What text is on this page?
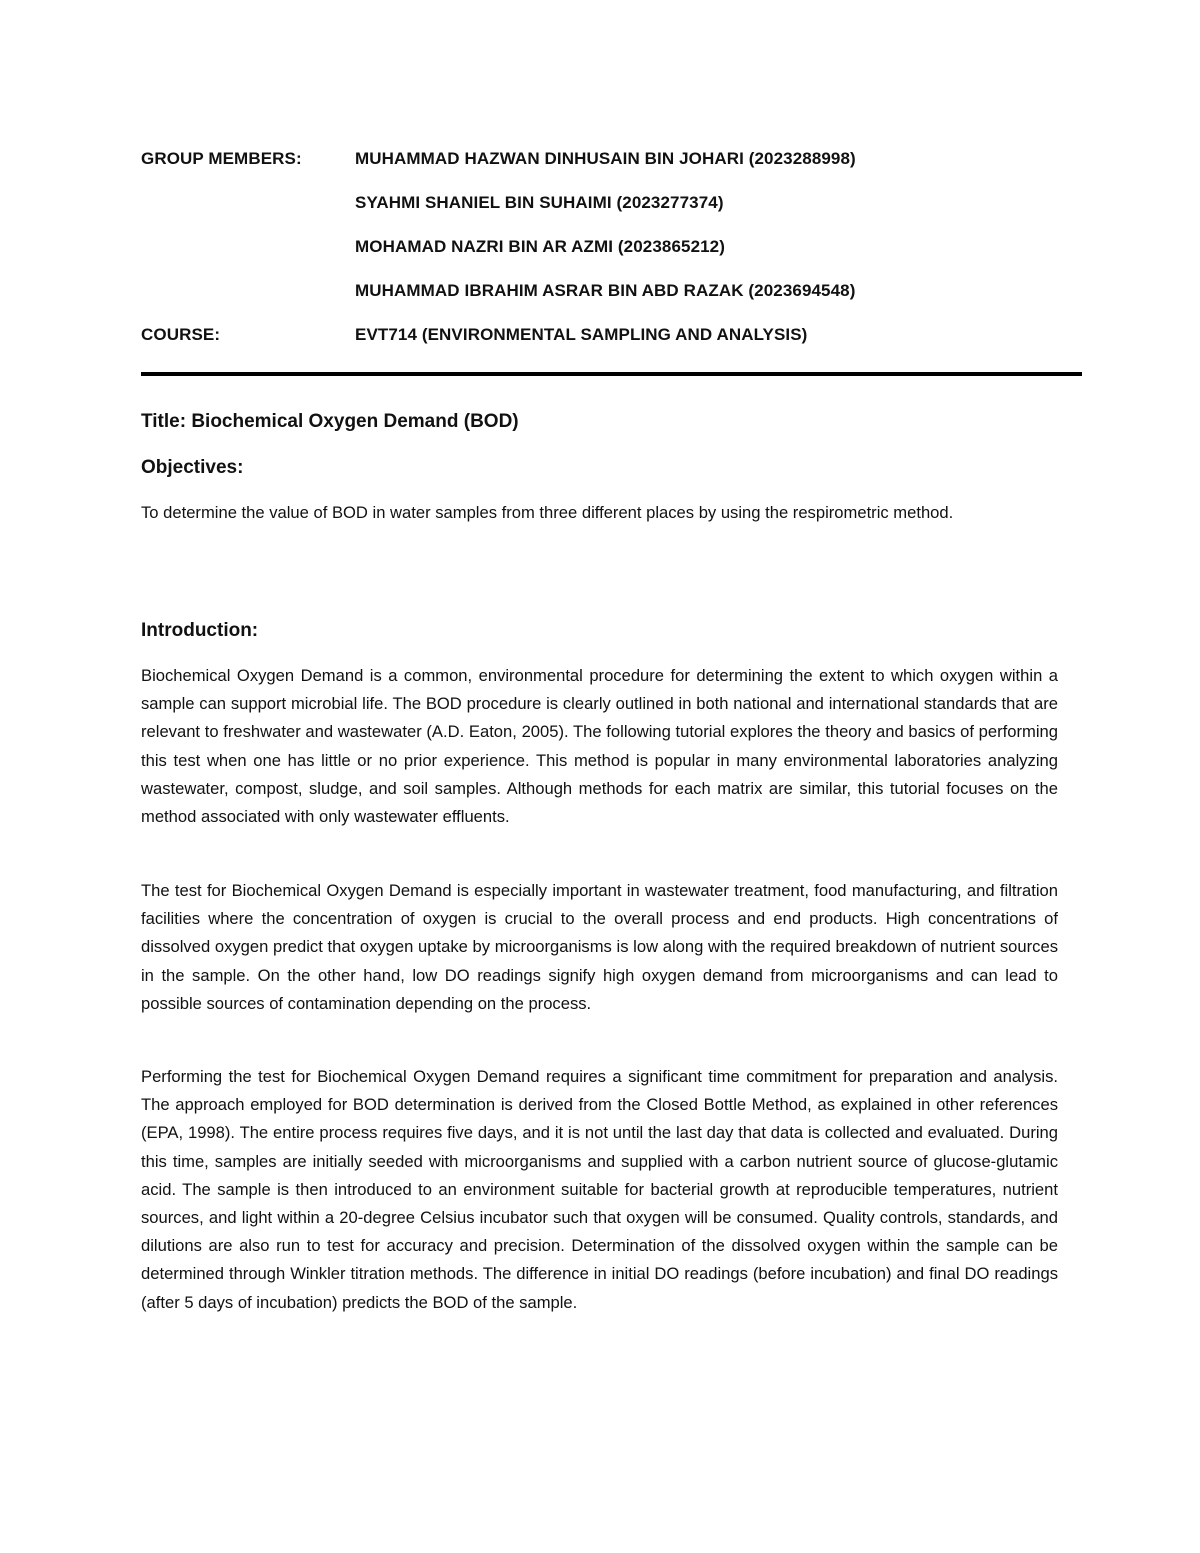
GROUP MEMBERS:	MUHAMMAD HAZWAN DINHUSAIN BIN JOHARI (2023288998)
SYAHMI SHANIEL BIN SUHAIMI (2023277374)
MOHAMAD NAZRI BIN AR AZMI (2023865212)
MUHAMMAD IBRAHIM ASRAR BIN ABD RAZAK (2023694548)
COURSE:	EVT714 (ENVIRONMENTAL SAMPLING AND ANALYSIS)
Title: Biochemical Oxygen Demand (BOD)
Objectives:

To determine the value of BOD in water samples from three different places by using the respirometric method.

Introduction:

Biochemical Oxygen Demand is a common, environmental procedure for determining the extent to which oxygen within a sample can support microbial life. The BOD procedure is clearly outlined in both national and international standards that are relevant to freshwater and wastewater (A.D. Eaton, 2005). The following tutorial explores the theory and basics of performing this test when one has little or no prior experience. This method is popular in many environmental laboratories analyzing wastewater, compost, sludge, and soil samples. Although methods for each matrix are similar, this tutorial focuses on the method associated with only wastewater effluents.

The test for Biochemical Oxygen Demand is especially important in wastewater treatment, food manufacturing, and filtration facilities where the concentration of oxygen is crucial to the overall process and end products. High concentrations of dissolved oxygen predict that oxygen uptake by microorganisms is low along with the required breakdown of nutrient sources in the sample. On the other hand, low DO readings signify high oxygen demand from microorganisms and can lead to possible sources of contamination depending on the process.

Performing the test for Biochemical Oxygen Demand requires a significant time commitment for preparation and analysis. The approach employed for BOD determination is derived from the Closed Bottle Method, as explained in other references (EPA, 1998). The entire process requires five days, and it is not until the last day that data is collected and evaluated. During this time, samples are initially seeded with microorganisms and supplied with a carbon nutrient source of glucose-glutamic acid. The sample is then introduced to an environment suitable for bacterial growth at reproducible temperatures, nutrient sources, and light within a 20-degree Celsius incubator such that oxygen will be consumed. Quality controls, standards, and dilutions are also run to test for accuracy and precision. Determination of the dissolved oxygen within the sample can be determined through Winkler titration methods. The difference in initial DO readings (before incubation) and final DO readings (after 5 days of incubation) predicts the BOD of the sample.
==
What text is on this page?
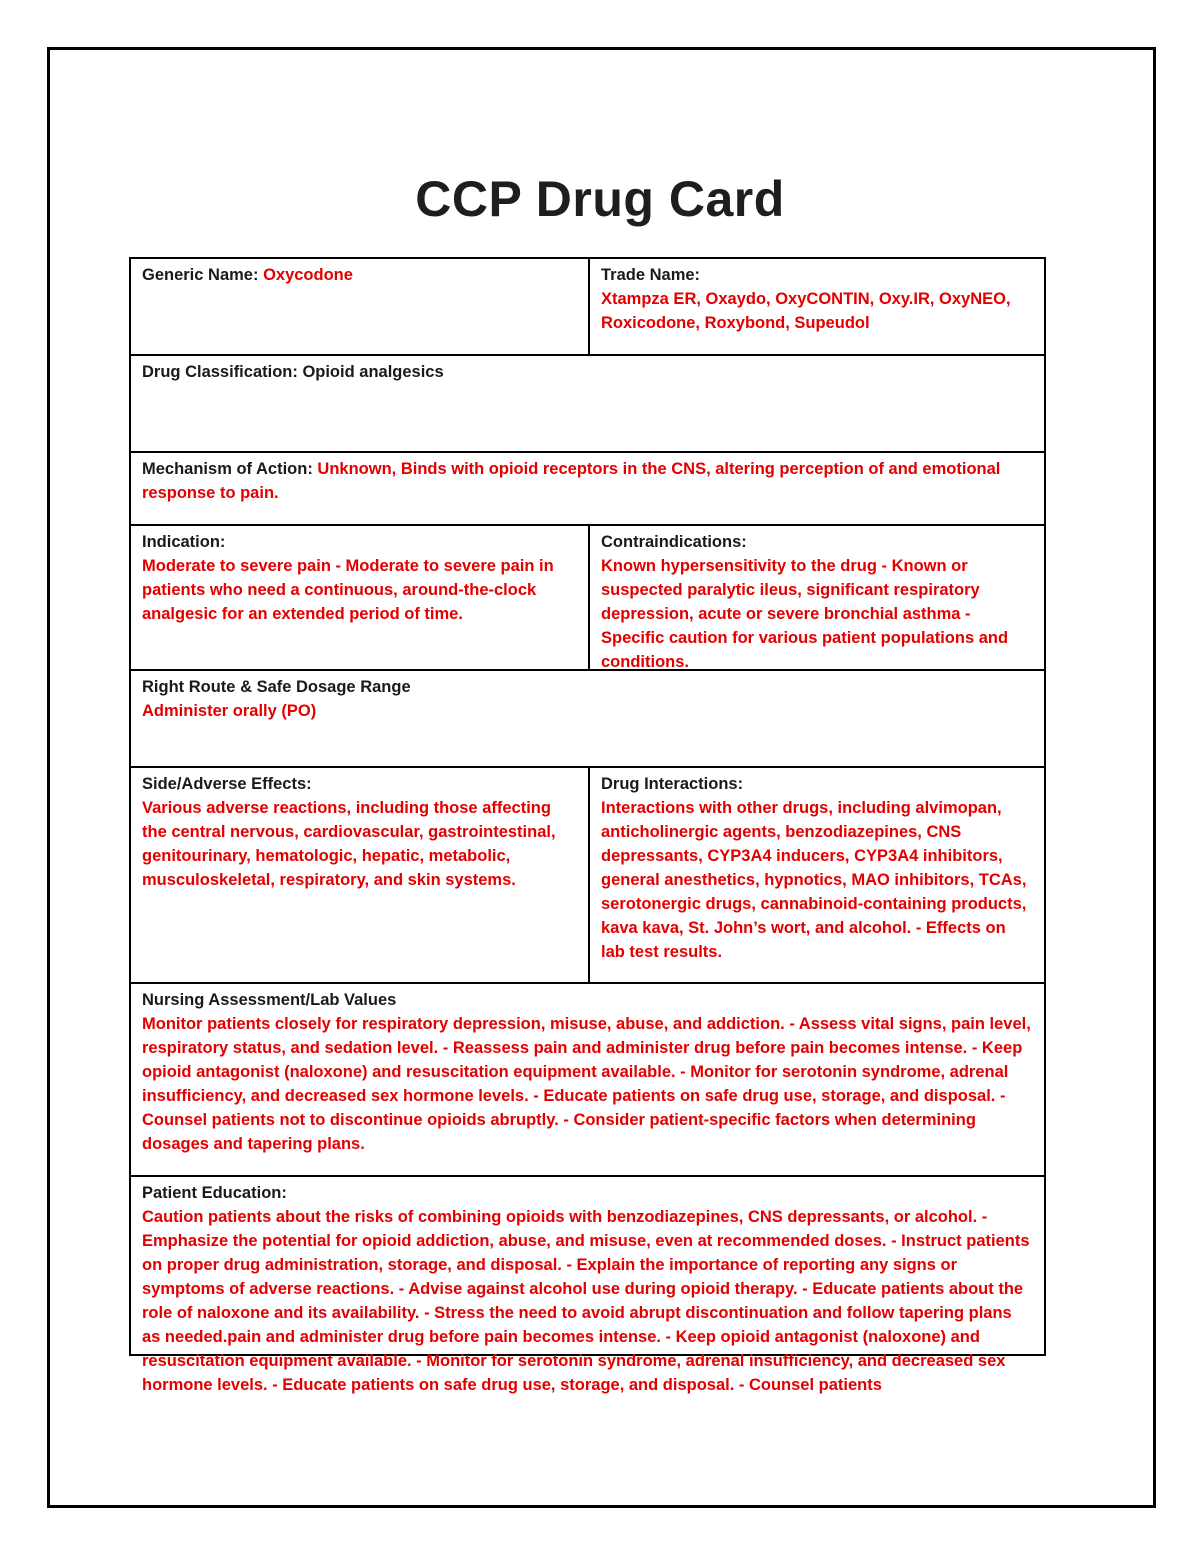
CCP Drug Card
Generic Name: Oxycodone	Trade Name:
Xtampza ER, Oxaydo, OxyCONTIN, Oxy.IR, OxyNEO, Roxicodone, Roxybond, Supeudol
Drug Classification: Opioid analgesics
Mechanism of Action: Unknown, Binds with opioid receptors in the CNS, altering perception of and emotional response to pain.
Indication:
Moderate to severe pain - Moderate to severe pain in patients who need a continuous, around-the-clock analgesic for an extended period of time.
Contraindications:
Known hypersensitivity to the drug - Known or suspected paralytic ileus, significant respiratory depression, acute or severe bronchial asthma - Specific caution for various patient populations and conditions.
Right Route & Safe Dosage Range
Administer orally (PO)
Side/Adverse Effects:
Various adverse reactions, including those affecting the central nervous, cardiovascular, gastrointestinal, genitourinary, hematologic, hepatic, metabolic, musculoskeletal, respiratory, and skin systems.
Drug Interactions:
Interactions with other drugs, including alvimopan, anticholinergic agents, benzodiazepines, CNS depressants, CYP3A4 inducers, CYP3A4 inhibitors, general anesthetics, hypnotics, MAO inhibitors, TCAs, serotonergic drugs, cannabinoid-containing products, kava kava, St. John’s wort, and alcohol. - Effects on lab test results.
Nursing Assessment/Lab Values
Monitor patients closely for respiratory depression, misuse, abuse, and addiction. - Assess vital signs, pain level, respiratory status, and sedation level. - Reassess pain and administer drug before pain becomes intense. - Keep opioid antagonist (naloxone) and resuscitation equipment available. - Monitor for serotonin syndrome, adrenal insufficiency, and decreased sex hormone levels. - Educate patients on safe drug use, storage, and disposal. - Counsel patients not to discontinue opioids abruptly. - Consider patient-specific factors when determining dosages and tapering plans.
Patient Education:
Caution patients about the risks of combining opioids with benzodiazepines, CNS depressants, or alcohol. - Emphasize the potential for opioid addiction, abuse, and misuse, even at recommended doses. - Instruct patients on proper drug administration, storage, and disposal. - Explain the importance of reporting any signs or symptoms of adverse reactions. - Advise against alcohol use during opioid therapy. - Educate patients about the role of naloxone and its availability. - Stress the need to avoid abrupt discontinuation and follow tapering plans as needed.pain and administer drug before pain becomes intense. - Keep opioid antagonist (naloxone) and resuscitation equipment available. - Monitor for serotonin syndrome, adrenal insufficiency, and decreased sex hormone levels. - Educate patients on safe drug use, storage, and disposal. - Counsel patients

**YOUR INSTRUCTIONS**: Count each line of the listing above in which "signs" appears, and give that count with nothing added.

**RESULT OF THIS TASK**: 2